What to do = Look below. Copy each line that has "SUPORTE" in it.

** START Rows **

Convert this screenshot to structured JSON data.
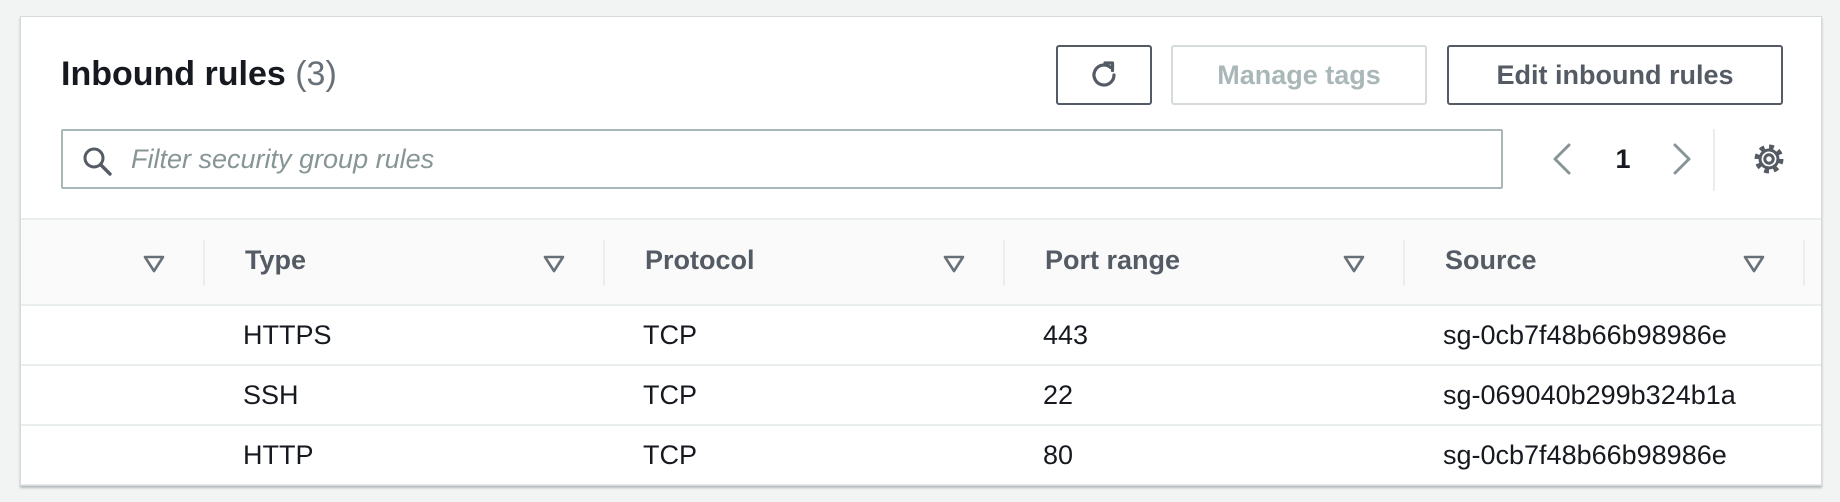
{
  "header": {
    "title": "Inbound rules",
    "count": "(3)"
  },
  "toolbar": {
    "refresh_icon": "refresh-icon",
    "manage_tags_label": "Manage tags",
    "manage_tags_disabled": true,
    "edit_inbound_rules_label": "Edit inbound rules"
  },
  "search": {
    "placeholder": "Filter security group rules",
    "value": "",
    "icon": "search-icon"
  },
  "pagination": {
    "current_page": "1",
    "prev_icon": "chevron-left-icon",
    "next_icon": "chevron-right-icon"
  },
  "preferences_icon": "gear-icon",
  "table": {
    "columns": [
      {
        "label": ""
      },
      {
        "label": "Type"
      },
      {
        "label": "Protocol"
      },
      {
        "label": "Port range"
      },
      {
        "label": "Source"
      }
    ],
    "rows": [
      {
        "type": "HTTPS",
        "protocol": "TCP",
        "port_range": "443",
        "source": "sg-0cb7f48b66b98986e"
      },
      {
        "type": "SSH",
        "protocol": "TCP",
        "port_range": "22",
        "source": "sg-069040b299b324b1a"
      },
      {
        "type": "HTTP",
        "protocol": "TCP",
        "port_range": "80",
        "source": "sg-0cb7f48b66b98986e"
      }
    ]
  },
  "colors": {
    "page_background": "#f2f3f3",
    "text_primary": "#16191f",
    "text_secondary": "#545b64",
    "text_disabled": "#aab7b8",
    "border": "#eaeded"
  }
}
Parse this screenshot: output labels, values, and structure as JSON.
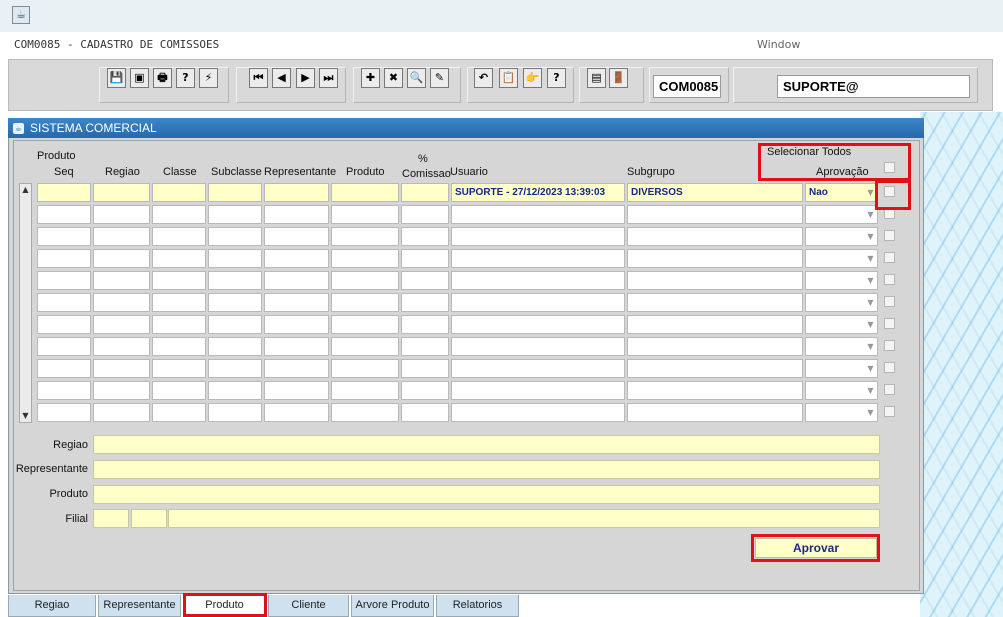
{
  "window": {
    "app_icon": "java-icon",
    "form_title": "COM0085 - CADASTRO DE COMISSOES",
    "menu": "Window"
  },
  "toolbar": {
    "icons": [
      "save-icon",
      "window-icon",
      "print-icon",
      "help-query-icon",
      "execute-query-icon",
      "first-record-icon",
      "previous-record-icon",
      "next-record-icon",
      "last-record-icon",
      "insert-record-icon",
      "delete-record-icon",
      "search-record-icon",
      "clear-icon",
      "undo-icon",
      "clipboard-icon",
      "list-values-icon",
      "help-icon",
      "menu-icon",
      "exit-icon"
    ],
    "icon_glyphs": [
      "💾",
      "▣",
      "🖶",
      "?",
      "⚡",
      "⏮",
      "◀",
      "▶",
      "⏭",
      "✚",
      "✖",
      "🔍",
      "✎",
      "↶",
      "📋",
      "👉",
      "?",
      "▤",
      "🚪"
    ],
    "menu_label": "Menu",
    "form_code": "COM0085",
    "user": "SUPORTE@"
  },
  "panel": {
    "title": "SISTEMA COMERCIAL",
    "columns": {
      "produto_top": "Produto",
      "seq": "Seq",
      "regiao": "Regiao",
      "classe": "Classe",
      "subclasse": "Subclasse",
      "representante": "Representante",
      "produto": "Produto",
      "pct_top": "%",
      "comissao": "Comissao",
      "usuario": "Usuario",
      "subgrupo": "Subgrupo",
      "selecionar_todos": "Selecionar Todos",
      "aprovacao": "Aprovação"
    },
    "rows": [
      {
        "usuario": "SUPORTE - 27/12/2023 13:39:03",
        "subgrupo": "DIVERSOS",
        "aprovacao": "Nao"
      },
      {
        "usuario": "",
        "subgrupo": "",
        "aprovacao": ""
      },
      {
        "usuario": "",
        "subgrupo": "",
        "aprovacao": ""
      },
      {
        "usuario": "",
        "subgrupo": "",
        "aprovacao": ""
      },
      {
        "usuario": "",
        "subgrupo": "",
        "aprovacao": ""
      },
      {
        "usuario": "",
        "subgrupo": "",
        "aprovacao": ""
      },
      {
        "usuario": "",
        "subgrupo": "",
        "aprovacao": ""
      },
      {
        "usuario": "",
        "subgrupo": "",
        "aprovacao": ""
      },
      {
        "usuario": "",
        "subgrupo": "",
        "aprovacao": ""
      },
      {
        "usuario": "",
        "subgrupo": "",
        "aprovacao": ""
      },
      {
        "usuario": "",
        "subgrupo": "",
        "aprovacao": ""
      }
    ],
    "detail": {
      "regiao": "Regiao",
      "representante": "Representante",
      "produto": "Produto",
      "filial": "Filial"
    },
    "aprovar": "Aprovar"
  },
  "tabs": [
    "Regiao",
    "Representante",
    "Produto",
    "Cliente",
    "Arvore Produto",
    "Relatorios"
  ],
  "active_tab": "Produto",
  "colors": {
    "header_blue": "#2569ad",
    "field_yellow": "#ffffc8",
    "highlight_red": "#e01018"
  }
}
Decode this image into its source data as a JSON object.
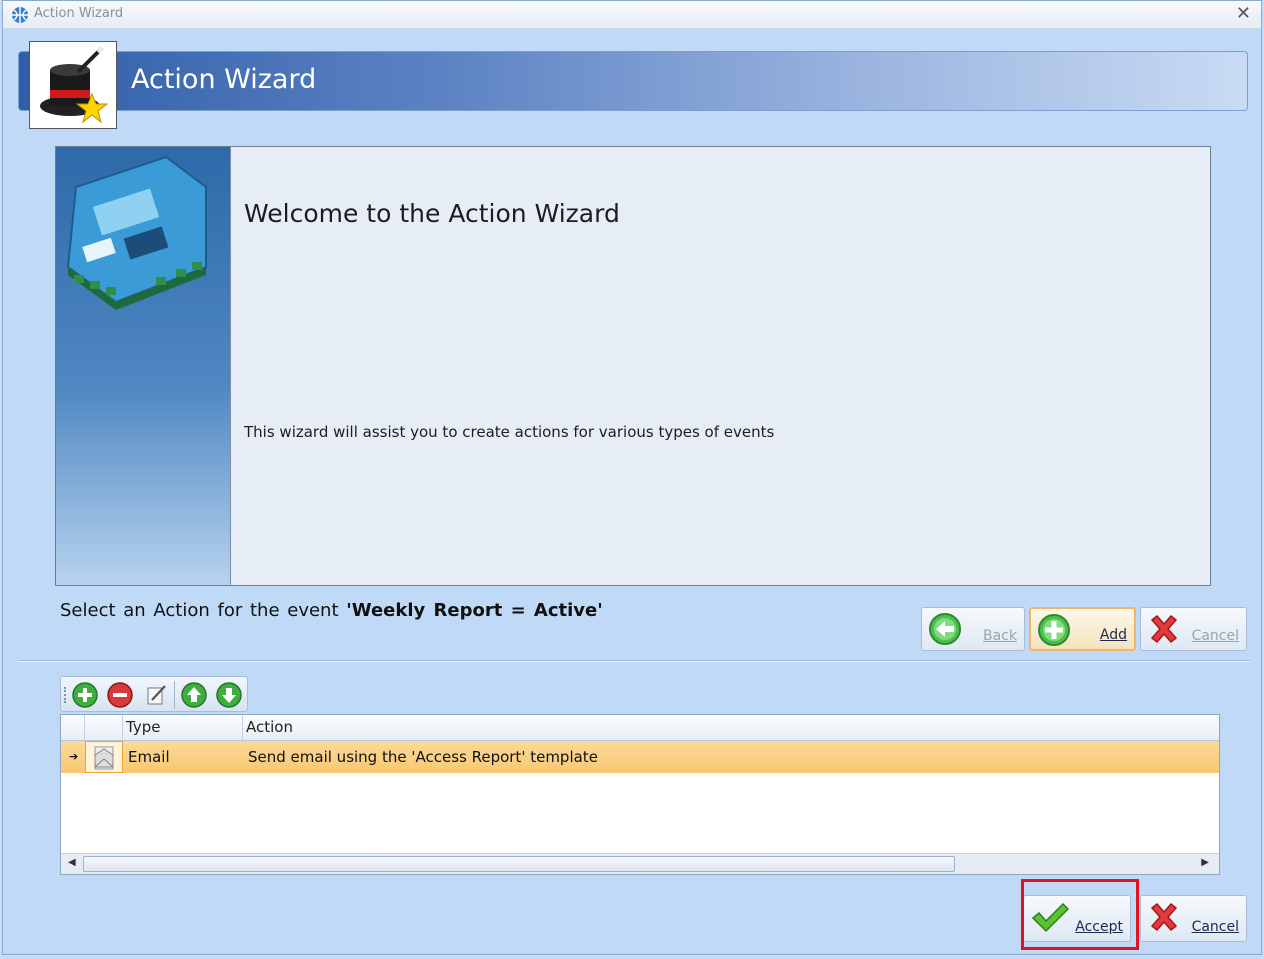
{
  "window": {
    "title": "Action Wizard",
    "close_glyph": "✕"
  },
  "header": {
    "title": "Action Wizard",
    "logo_icon": "magic-hat-icon"
  },
  "welcome": {
    "title": "Welcome to the Action Wizard",
    "description": "This wizard will assist you to create actions for various types of events"
  },
  "event": {
    "prefix": "Select an Action for the event ",
    "name": "'Weekly Report = Active'"
  },
  "nav_buttons": {
    "back": "Back",
    "add": "Add",
    "cancel": "Cancel"
  },
  "toolbar": {
    "icons": [
      "add-icon",
      "remove-icon",
      "edit-icon",
      "move-up-icon",
      "move-down-icon"
    ]
  },
  "grid": {
    "columns": [
      "Type",
      "Action"
    ],
    "rows": [
      {
        "type": "Email",
        "action": "Send email using the 'Access Report' template",
        "icon": "email-icon"
      }
    ]
  },
  "footer_buttons": {
    "accept": "Accept",
    "cancel": "Cancel"
  },
  "colors": {
    "banner_start": "#2f5ea8",
    "selected_row": "#f8c870",
    "highlight": "#e0141c"
  }
}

** END Rows **

Full solution =
    "user": "SUPORTE@"
        "usuario": "SUPORTE - 27/12/2023 13:39:03",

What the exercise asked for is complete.